Math Computation Assessments
The graph below shows the average score for the class of 21 students on each Math Computation Assessment at the end of the second and third quarters. The scores from the end of the second quarter are shown in pink, while the scores from the end of the third quarter are shown in green.
The Math Computation Assessments are considered district assessments, which requires third grade teachers to administer each assessment 4 times a year at the end of each quarter. The data shows that the average score of the class grew in each assessment from the end of the second quarter to the end of the third quarter. When reflecting on individual scores rather than the class average, all students made growth in at least two of the three Math Computation Assessments. Although the class grew in each Math Computation Assessment, one question I have is why the growth on the addition and multiplication assessments had greater gains than the subtraction assessment. I believe one possible explanation for this outcome is that a majority of the games I created for the games station involved the concepts of addition and multiplication. I wonder if incorporating more subtraction games, along with addition and multiplication, would enhance student achievement on the subtraction assessment.
The strategies used in this action research plan (e.g., Xtra Math) were extremely effective because not only did students grow in their math computation scores, they can all explain why and how to solve each type of problem. I observed the students ability to explain and solve each type of problem throughout the Math Workshop model. Specifically when working with students in skill groups, I witnessed the students “thinking aloud” to talk through the details of problems, the decisions they had to make as they tried to solve different problems, and the reasoning behind those decisions. Thinking aloud helped students, especially those who struggled with math, to clarify their ideas, identify what they did and did not understand, and to learn from others when they heard how their peers thought about and approached different problems. In addition, I heard students processing content together as they worked together at the game station. Throughout my study, students were using various techniques as they explained and solved different types of problems. Some students were using visual representations while other students were using manipulatives to express their thinking.
Students were also reflecting on the problem-solving process of different types of problems during the closure of the Math Workshop model. They were able to express their learning on a particular skill verbally and through writing. When students verbalized what they knew, it helped them reflect upon and clarify the problems they were trying to solve, and to focus on solving them one step at a time. During the closure of the math lessons, I was also able to formatively assess and monitor students’ progress, in order to adjust future instruction.
□ □ □ □
■ ASSIGNED TASK 1: Rewrite the paragraph that begins "Students were also reflecting" from the text on Math Computation Assessments as a short bulleted list that keeps its main facts.
■ ASSIGNED TASK 2: From the text on Math Computation Assessments, quote the passage from "Students were also" up to and including "adjust future instruction.".
■ ASSIGNED TASK 3:
Answer these questions using the text on Math Computation Assessments:
(a) How many students are in the class?
(b) How many times a year must third grade teachers administer each Math Computation Assessment?
(c) Besides visual representations, what did some students use to express their thinking?

■ DATA FOR REVIEW:
□ □ □ □
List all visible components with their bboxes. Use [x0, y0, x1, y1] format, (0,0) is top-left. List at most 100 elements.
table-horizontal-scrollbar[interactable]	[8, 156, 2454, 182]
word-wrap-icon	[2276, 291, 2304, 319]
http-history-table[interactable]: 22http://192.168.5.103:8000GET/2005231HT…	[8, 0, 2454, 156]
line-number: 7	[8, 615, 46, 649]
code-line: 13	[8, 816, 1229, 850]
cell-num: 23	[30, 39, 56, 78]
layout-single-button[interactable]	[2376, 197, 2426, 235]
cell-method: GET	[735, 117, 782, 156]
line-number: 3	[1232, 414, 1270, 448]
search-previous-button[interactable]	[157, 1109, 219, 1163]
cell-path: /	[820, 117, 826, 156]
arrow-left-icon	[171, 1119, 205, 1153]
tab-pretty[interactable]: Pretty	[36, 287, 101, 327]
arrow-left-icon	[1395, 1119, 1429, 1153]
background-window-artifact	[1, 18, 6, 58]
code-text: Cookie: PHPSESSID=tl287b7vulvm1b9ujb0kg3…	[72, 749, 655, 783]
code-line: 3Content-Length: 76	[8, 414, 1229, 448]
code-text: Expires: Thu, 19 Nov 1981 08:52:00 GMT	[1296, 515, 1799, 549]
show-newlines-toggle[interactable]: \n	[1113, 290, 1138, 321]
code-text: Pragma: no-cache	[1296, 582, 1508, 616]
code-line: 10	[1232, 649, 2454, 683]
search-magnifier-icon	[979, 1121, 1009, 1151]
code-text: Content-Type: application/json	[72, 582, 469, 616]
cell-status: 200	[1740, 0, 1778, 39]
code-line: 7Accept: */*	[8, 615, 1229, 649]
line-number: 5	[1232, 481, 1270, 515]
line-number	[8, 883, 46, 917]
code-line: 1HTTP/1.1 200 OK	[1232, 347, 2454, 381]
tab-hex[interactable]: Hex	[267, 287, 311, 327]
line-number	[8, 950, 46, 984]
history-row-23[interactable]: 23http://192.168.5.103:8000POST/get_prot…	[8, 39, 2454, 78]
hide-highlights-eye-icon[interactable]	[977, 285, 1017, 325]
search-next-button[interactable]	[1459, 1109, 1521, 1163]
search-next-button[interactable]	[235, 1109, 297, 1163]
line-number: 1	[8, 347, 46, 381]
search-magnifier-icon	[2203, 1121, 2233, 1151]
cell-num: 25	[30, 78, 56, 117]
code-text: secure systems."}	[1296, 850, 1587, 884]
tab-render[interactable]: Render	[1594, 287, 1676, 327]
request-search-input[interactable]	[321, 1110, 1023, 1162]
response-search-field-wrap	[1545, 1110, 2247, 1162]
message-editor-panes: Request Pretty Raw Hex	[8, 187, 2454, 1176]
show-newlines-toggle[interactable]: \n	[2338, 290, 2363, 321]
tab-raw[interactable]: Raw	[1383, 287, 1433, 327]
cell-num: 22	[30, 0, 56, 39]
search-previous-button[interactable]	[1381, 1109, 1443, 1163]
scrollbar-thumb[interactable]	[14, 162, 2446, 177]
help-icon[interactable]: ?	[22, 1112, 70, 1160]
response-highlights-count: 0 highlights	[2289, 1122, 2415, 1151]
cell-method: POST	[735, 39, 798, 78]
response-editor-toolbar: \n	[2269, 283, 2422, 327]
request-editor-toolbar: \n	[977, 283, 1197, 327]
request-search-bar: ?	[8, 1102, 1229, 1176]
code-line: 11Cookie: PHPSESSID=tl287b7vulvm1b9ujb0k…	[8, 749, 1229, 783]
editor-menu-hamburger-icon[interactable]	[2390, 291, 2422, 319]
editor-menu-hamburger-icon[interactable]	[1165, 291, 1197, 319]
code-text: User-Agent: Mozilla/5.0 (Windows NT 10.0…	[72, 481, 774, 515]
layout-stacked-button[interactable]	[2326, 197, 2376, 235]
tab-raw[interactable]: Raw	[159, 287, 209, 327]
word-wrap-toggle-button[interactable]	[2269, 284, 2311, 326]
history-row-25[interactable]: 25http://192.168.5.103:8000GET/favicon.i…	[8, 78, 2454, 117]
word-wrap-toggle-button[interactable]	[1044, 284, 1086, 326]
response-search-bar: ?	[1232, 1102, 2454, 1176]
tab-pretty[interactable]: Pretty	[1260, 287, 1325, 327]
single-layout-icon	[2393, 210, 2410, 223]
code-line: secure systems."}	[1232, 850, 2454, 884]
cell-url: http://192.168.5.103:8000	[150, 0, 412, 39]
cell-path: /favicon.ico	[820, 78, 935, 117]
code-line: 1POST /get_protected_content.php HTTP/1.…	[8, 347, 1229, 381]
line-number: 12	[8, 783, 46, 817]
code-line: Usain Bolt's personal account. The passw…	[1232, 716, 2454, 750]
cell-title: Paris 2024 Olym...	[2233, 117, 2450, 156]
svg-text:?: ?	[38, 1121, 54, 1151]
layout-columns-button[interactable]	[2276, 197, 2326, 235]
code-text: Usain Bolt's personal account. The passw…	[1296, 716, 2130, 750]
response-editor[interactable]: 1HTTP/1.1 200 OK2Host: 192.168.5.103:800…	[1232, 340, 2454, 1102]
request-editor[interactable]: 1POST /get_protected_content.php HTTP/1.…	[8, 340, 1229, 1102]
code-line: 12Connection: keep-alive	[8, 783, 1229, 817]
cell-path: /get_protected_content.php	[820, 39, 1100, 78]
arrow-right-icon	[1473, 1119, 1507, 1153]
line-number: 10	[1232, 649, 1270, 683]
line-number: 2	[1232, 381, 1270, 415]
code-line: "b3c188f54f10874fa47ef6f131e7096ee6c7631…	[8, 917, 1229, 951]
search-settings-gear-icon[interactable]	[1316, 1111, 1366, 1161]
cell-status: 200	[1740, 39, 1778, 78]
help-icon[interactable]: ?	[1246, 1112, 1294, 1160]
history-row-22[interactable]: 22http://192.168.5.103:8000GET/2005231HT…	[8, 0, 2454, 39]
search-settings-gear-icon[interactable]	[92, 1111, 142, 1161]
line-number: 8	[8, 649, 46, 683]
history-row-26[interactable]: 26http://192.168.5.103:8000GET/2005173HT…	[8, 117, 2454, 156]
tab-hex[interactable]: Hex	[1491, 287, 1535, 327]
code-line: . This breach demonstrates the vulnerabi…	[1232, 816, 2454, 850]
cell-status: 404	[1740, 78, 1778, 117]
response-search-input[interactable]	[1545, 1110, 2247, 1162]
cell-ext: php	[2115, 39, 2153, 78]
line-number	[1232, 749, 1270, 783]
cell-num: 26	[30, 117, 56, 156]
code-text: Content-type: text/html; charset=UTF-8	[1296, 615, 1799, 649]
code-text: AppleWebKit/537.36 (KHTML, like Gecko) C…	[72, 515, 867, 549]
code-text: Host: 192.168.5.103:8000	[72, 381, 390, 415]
□ □ □ □
■ EXERCISE OUTPUT 1:
- During the closure of the Math Workshop model, students reflected on the problem-solving process for different types of problems.
- They expressed their learning on a particular skill both verbally and in writing.
- Verbalizing what they knew helped them reflect on and clarify the problems and solve them one step at a time.
- The closure also let the author formatively assess and monitor students' progress in order to adjust future instruction.

■ EXERCISE OUTPUT 2:
Students were also reflecting on the problem-solving process of different types of problems during the closure of the Math Workshop model. They were able to express their learning on a particular skill verbally and through writing. When students verbalized what they knew, it helped them reflect upon and clarify the problems they were trying to solve, and to focus on solving them one step at a time. During the closure of the math lessons, I was also able to formatively assess and monitor students’ progress, in order to adjust future instruction.

■ EXERCISE OUTPUT 3:
(a) 21 students.
(b) 4 times a year, at the end of each quarter.
(c) Manipulatives.